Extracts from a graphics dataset
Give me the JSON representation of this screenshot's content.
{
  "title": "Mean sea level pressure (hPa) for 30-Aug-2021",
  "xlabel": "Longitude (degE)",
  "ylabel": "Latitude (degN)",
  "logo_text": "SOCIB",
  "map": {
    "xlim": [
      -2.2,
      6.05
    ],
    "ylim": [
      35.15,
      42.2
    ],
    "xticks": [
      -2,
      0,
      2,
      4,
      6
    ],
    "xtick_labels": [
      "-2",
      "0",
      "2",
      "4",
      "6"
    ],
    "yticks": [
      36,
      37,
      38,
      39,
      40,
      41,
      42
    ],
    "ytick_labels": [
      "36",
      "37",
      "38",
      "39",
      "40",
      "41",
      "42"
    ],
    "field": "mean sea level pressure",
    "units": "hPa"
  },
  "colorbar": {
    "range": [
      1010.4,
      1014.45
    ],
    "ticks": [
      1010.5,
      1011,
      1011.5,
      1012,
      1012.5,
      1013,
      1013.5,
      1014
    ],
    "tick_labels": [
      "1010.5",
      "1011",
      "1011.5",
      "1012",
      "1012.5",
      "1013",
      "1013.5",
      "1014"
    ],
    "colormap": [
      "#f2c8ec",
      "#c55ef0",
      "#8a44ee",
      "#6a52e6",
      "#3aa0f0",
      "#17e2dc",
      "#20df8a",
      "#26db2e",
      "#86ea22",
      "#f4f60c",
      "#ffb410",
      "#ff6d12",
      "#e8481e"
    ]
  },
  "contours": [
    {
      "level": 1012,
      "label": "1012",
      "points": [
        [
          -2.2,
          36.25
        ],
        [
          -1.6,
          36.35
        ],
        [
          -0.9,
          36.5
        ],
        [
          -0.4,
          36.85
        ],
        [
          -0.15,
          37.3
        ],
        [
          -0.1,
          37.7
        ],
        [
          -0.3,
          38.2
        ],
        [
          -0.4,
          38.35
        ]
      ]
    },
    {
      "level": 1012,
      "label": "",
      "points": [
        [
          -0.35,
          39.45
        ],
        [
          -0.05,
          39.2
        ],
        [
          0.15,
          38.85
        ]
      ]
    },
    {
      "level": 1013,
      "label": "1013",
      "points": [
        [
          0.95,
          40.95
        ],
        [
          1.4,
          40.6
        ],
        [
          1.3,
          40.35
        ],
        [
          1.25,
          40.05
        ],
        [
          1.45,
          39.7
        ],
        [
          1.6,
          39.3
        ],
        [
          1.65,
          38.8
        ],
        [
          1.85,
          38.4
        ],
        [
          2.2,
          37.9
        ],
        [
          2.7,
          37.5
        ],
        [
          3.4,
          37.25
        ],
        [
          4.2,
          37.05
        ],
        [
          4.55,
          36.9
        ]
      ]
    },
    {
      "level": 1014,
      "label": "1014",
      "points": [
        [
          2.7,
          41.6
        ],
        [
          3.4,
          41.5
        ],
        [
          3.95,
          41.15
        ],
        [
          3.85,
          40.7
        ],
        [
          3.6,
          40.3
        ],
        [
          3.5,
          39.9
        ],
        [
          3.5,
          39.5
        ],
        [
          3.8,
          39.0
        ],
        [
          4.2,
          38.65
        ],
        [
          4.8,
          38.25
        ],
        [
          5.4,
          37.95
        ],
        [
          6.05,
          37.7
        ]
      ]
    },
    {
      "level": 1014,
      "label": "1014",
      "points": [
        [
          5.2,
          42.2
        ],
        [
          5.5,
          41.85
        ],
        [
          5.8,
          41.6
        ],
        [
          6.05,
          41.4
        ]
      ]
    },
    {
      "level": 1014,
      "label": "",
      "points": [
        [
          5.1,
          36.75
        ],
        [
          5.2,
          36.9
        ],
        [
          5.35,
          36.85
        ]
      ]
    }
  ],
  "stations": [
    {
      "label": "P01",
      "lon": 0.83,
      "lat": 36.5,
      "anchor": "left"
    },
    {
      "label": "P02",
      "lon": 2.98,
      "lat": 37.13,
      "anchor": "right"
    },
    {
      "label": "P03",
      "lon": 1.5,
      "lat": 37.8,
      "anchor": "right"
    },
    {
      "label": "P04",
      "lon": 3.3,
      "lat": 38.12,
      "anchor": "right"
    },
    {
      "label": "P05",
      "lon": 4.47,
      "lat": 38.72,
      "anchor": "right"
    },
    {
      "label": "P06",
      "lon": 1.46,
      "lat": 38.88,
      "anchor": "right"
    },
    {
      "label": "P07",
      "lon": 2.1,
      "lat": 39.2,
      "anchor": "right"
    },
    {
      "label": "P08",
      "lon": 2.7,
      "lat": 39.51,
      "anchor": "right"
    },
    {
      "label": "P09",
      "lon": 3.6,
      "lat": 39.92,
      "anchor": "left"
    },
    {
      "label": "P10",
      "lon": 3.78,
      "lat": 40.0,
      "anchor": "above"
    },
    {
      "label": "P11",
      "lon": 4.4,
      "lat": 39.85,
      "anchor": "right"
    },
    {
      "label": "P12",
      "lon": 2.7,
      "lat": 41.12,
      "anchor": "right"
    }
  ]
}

Stated exercise » Print all of the entries exactly as they appear.

Expected answer »
Give me the JSON representation of this screenshot's content.
{
  "title": "Mean sea level pressure (hPa) for 30-Aug-2021",
  "xlabel": "Longitude (degE)",
  "ylabel": "Latitude (degN)",
  "logo_text": "SOCIB",
  "map": {
    "xlim": [
      -2.2,
      6.05
    ],
    "ylim": [
      35.15,
      42.2
    ],
    "xticks": [
      -2,
      0,
      2,
      4,
      6
    ],
    "xtick_labels": [
      "-2",
      "0",
      "2",
      "4",
      "6"
    ],
    "yticks": [
      36,
      37,
      38,
      39,
      40,
      41,
      42
    ],
    "ytick_labels": [
      "36",
      "37",
      "38",
      "39",
      "40",
      "41",
      "42"
    ],
    "field": "mean sea level pressure",
    "units": "hPa"
  },
  "colorbar": {
    "range": [
      1010.4,
      1014.45
    ],
    "ticks": [
      1010.5,
      1011,
      1011.5,
      1012,
      1012.5,
      1013,
      1013.5,
      1014
    ],
    "tick_labels": [
      "1010.5",
      "1011",
      "1011.5",
      "1012",
      "1012.5",
      "1013",
      "1013.5",
      "1014"
    ],
    "colormap": [
      "#f2c8ec",
      "#c55ef0",
      "#8a44ee",
      "#6a52e6",
      "#3aa0f0",
      "#17e2dc",
      "#20df8a",
      "#26db2e",
      "#86ea22",
      "#f4f60c",
      "#ffb410",
      "#ff6d12",
      "#e8481e"
    ]
  },
  "contours": [
    {
      "level": 1012,
      "label": "1012",
      "points": [
        [
          -2.2,
          36.25
        ],
        [
          -1.6,
          36.35
        ],
        [
          -0.9,
          36.5
        ],
        [
          -0.4,
          36.85
        ],
        [
          -0.15,
          37.3
        ],
        [
          -0.1,
          37.7
        ],
        [
          -0.3,
          38.2
        ],
        [
          -0.4,
          38.35
        ]
      ]
    },
    {
      "level": 1012,
      "label": "",
      "points": [
        [
          -0.35,
          39.45
        ],
        [
          -0.05,
          39.2
        ],
        [
          0.15,
          38.85
        ]
      ]
    },
    {
      "level": 1013,
      "label": "1013",
      "points": [
        [
          0.95,
          40.95
        ],
        [
          1.4,
          40.6
        ],
        [
          1.3,
          40.35
        ],
        [
          1.25,
          40.05
        ],
        [
          1.45,
          39.7
        ],
        [
          1.6,
          39.3
        ],
        [
          1.65,
          38.8
        ],
        [
          1.85,
          38.4
        ],
        [
          2.2,
          37.9
        ],
        [
          2.7,
          37.5
        ],
        [
          3.4,
          37.25
        ],
        [
          4.2,
          37.05
        ],
        [
          4.55,
          36.9
        ]
      ]
    },
    {
      "level": 1014,
      "label": "1014",
      "points": [
        [
          2.7,
          41.6
        ],
        [
          3.4,
          41.5
        ],
        [
          3.95,
          41.15
        ],
        [
          3.85,
          40.7
        ],
        [
          3.6,
          40.3
        ],
        [
          3.5,
          39.9
        ],
        [
          3.5,
          39.5
        ],
        [
          3.8,
          39.0
        ],
        [
          4.2,
          38.65
        ],
        [
          4.8,
          38.25
        ],
        [
          5.4,
          37.95
        ],
        [
          6.05,
          37.7
        ]
      ]
    },
    {
      "level": 1014,
      "label": "1014",
      "points": [
        [
          5.2,
          42.2
        ],
        [
          5.5,
          41.85
        ],
        [
          5.8,
          41.6
        ],
        [
          6.05,
          41.4
        ]
      ]
    },
    {
      "level": 1014,
      "label": "",
      "points": [
        [
          5.1,
          36.75
        ],
        [
          5.2,
          36.9
        ],
        [
          5.35,
          36.85
        ]
      ]
    }
  ],
  "stations": [
    {
      "label": "P01",
      "lon": 0.83,
      "lat": 36.5,
      "anchor": "left"
    },
    {
      "label": "P02",
      "lon": 2.98,
      "lat": 37.13,
      "anchor": "right"
    },
    {
      "label": "P03",
      "lon": 1.5,
      "lat": 37.8,
      "anchor": "right"
    },
    {
      "label": "P04",
      "lon": 3.3,
      "lat": 38.12,
      "anchor": "right"
    },
    {
      "label": "P05",
      "lon": 4.47,
      "lat": 38.72,
      "anchor": "right"
    },
    {
      "label": "P06",
      "lon": 1.46,
      "lat": 38.88,
      "anchor": "right"
    },
    {
      "label": "P07",
      "lon": 2.1,
      "lat": 39.2,
      "anchor": "right"
    },
    {
      "label": "P08",
      "lon": 2.7,
      "lat": 39.51,
      "anchor": "right"
    },
    {
      "label": "P09",
      "lon": 3.6,
      "lat": 39.92,
      "anchor": "left"
    },
    {
      "label": "P10",
      "lon": 3.78,
      "lat": 40.0,
      "anchor": "above"
    },
    {
      "label": "P11",
      "lon": 4.4,
      "lat": 39.85,
      "anchor": "right"
    },
    {
      "label": "P12",
      "lon": 2.7,
      "lat": 41.12,
      "anchor": "right"
    }
  ]
}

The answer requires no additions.